**WHAT YOU WILL DO**
Return the listing below word for word.

**INPUT MATERIAL**
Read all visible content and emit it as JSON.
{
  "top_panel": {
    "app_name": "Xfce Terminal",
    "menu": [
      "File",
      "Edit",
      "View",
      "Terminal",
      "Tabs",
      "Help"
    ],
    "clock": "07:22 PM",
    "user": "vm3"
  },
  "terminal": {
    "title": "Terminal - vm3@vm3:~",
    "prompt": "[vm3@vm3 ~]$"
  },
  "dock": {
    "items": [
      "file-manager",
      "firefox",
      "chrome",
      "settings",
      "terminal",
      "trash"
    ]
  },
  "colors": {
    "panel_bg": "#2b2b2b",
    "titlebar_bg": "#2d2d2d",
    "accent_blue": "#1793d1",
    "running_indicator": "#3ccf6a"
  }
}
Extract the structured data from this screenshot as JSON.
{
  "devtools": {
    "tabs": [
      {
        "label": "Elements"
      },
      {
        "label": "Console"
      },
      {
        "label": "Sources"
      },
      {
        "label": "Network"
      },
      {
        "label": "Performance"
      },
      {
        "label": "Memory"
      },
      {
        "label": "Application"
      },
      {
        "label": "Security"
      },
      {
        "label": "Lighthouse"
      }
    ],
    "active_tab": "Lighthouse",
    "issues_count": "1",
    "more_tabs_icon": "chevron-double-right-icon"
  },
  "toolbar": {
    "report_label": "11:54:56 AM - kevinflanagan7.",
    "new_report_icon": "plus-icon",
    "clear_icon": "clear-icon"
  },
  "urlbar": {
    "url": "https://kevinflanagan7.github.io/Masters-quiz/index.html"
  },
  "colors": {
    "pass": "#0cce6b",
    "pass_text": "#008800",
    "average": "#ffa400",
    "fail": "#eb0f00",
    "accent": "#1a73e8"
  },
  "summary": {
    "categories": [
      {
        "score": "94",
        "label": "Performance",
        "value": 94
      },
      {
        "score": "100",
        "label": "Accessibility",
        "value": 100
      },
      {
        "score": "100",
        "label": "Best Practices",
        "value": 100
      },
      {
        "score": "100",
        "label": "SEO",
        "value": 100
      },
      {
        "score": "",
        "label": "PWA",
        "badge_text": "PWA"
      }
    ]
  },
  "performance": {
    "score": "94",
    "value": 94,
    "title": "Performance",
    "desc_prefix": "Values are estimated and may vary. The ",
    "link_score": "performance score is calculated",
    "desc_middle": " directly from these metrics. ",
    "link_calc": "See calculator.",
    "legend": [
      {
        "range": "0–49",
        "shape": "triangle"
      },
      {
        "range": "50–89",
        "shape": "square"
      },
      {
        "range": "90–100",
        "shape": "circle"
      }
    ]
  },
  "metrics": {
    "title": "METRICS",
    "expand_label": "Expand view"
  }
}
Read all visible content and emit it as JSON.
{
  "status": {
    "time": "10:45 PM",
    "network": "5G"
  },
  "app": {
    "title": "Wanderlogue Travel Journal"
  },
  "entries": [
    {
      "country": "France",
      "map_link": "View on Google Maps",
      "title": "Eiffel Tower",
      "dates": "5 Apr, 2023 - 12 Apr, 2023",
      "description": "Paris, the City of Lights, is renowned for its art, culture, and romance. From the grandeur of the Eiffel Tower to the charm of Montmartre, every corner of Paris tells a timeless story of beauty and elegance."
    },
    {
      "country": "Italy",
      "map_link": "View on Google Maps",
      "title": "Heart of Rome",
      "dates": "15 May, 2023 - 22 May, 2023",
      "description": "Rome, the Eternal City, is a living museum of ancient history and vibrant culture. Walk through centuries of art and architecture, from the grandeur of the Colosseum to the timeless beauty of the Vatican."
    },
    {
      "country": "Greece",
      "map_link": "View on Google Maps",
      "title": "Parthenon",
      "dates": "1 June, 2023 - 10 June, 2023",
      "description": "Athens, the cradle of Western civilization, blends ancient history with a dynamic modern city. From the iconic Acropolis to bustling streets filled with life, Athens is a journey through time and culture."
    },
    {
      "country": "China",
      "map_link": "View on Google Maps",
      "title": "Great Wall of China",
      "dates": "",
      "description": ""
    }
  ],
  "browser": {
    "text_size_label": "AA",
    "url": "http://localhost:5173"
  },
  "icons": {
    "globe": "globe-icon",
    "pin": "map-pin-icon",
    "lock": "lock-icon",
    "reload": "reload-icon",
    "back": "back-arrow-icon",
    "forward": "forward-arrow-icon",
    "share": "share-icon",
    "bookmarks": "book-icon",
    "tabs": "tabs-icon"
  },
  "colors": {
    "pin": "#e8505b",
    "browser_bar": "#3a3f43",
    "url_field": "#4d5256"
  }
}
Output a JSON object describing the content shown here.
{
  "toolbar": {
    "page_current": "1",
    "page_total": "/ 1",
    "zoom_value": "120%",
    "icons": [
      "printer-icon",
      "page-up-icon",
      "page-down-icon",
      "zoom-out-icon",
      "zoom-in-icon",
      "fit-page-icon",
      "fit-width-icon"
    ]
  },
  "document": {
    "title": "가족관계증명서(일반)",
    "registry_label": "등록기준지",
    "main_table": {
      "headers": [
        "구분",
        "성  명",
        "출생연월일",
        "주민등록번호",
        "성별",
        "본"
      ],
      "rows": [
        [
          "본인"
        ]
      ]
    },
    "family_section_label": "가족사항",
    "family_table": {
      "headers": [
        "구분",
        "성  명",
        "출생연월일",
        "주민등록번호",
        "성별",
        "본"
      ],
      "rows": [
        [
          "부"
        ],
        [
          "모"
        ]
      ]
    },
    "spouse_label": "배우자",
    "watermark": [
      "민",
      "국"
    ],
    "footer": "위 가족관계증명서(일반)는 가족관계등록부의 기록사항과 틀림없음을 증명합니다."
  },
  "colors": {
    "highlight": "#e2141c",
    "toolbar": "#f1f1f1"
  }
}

**WORKED ANSWER**
Read all visible content and emit it as JSON.
{
  "top_panel": {
    "app_name": "Xfce Terminal",
    "menu": [
      "File",
      "Edit",
      "View",
      "Terminal",
      "Tabs",
      "Help"
    ],
    "clock": "07:22 PM",
    "user": "vm3"
  },
  "terminal": {
    "title": "Terminal - vm3@vm3:~",
    "prompt": "[vm3@vm3 ~]$"
  },
  "dock": {
    "items": [
      "file-manager",
      "firefox",
      "chrome",
      "settings",
      "terminal",
      "trash"
    ]
  },
  "colors": {
    "panel_bg": "#2b2b2b",
    "titlebar_bg": "#2d2d2d",
    "accent_blue": "#1793d1",
    "running_indicator": "#3ccf6a"
  }
}
Extract the structured data from this screenshot as JSON.
{
  "devtools": {
    "tabs": [
      {
        "label": "Elements"
      },
      {
        "label": "Console"
      },
      {
        "label": "Sources"
      },
      {
        "label": "Network"
      },
      {
        "label": "Performance"
      },
      {
        "label": "Memory"
      },
      {
        "label": "Application"
      },
      {
        "label": "Security"
      },
      {
        "label": "Lighthouse"
      }
    ],
    "active_tab": "Lighthouse",
    "issues_count": "1",
    "more_tabs_icon": "chevron-double-right-icon"
  },
  "toolbar": {
    "report_label": "11:54:56 AM - kevinflanagan7.",
    "new_report_icon": "plus-icon",
    "clear_icon": "clear-icon"
  },
  "urlbar": {
    "url": "https://kevinflanagan7.github.io/Masters-quiz/index.html"
  },
  "colors": {
    "pass": "#0cce6b",
    "pass_text": "#008800",
    "average": "#ffa400",
    "fail": "#eb0f00",
    "accent": "#1a73e8"
  },
  "summary": {
    "categories": [
      {
        "score": "94",
        "label": "Performance",
        "value": 94
      },
      {
        "score": "100",
        "label": "Accessibility",
        "value": 100
      },
      {
        "score": "100",
        "label": "Best Practices",
        "value": 100
      },
      {
        "score": "100",
        "label": "SEO",
        "value": 100
      },
      {
        "score": "",
        "label": "PWA",
        "badge_text": "PWA"
      }
    ]
  },
  "performance": {
    "score": "94",
    "value": 94,
    "title": "Performance",
    "desc_prefix": "Values are estimated and may vary. The ",
    "link_score": "performance score is calculated",
    "desc_middle": " directly from these metrics. ",
    "link_calc": "See calculator.",
    "legend": [
      {
        "range": "0–49",
        "shape": "triangle"
      },
      {
        "range": "50–89",
        "shape": "square"
      },
      {
        "range": "90–100",
        "shape": "circle"
      }
    ]
  },
  "metrics": {
    "title": "METRICS",
    "expand_label": "Expand view"
  }
}
Read all visible content and emit it as JSON.
{
  "status": {
    "time": "10:45 PM",
    "network": "5G"
  },
  "app": {
    "title": "Wanderlogue Travel Journal"
  },
  "entries": [
    {
      "country": "France",
      "map_link": "View on Google Maps",
      "title": "Eiffel Tower",
      "dates": "5 Apr, 2023 - 12 Apr, 2023",
      "description": "Paris, the City of Lights, is renowned for its art, culture, and romance. From the grandeur of the Eiffel Tower to the charm of Montmartre, every corner of Paris tells a timeless story of beauty and elegance."
    },
    {
      "country": "Italy",
      "map_link": "View on Google Maps",
      "title": "Heart of Rome",
      "dates": "15 May, 2023 - 22 May, 2023",
      "description": "Rome, the Eternal City, is a living museum of ancient history and vibrant culture. Walk through centuries of art and architecture, from the grandeur of the Colosseum to the timeless beauty of the Vatican."
    },
    {
      "country": "Greece",
      "map_link": "View on Google Maps",
      "title": "Parthenon",
      "dates": "1 June, 2023 - 10 June, 2023",
      "description": "Athens, the cradle of Western civilization, blends ancient history with a dynamic modern city. From the iconic Acropolis to bustling streets filled with life, Athens is a journey through time and culture."
    },
    {
      "country": "China",
      "map_link": "View on Google Maps",
      "title": "Great Wall of China",
      "dates": "",
      "description": ""
    }
  ],
  "browser": {
    "text_size_label": "AA",
    "url": "http://localhost:5173"
  },
  "icons": {
    "globe": "globe-icon",
    "pin": "map-pin-icon",
    "lock": "lock-icon",
    "reload": "reload-icon",
    "back": "back-arrow-icon",
    "forward": "forward-arrow-icon",
    "share": "share-icon",
    "bookmarks": "book-icon",
    "tabs": "tabs-icon"
  },
  "colors": {
    "pin": "#e8505b",
    "browser_bar": "#3a3f43",
    "url_field": "#4d5256"
  }
}
Output a JSON object describing the content shown here.
{
  "toolbar": {
    "page_current": "1",
    "page_total": "/ 1",
    "zoom_value": "120%",
    "icons": [
      "printer-icon",
      "page-up-icon",
      "page-down-icon",
      "zoom-out-icon",
      "zoom-in-icon",
      "fit-page-icon",
      "fit-width-icon"
    ]
  },
  "document": {
    "title": "가족관계증명서(일반)",
    "registry_label": "등록기준지",
    "main_table": {
      "headers": [
        "구분",
        "성  명",
        "출생연월일",
        "주민등록번호",
        "성별",
        "본"
      ],
      "rows": [
        [
          "본인"
        ]
      ]
    },
    "family_section_label": "가족사항",
    "family_table": {
      "headers": [
        "구분",
        "성  명",
        "출생연월일",
        "주민등록번호",
        "성별",
        "본"
      ],
      "rows": [
        [
          "부"
        ],
        [
          "모"
        ]
      ]
    },
    "spouse_label": "배우자",
    "watermark": [
      "민",
      "국"
    ],
    "footer": "위 가족관계증명서(일반)는 가족관계등록부의 기록사항과 틀림없음을 증명합니다."
  },
  "colors": {
    "highlight": "#e2141c",
    "toolbar": "#f1f1f1"
  }
}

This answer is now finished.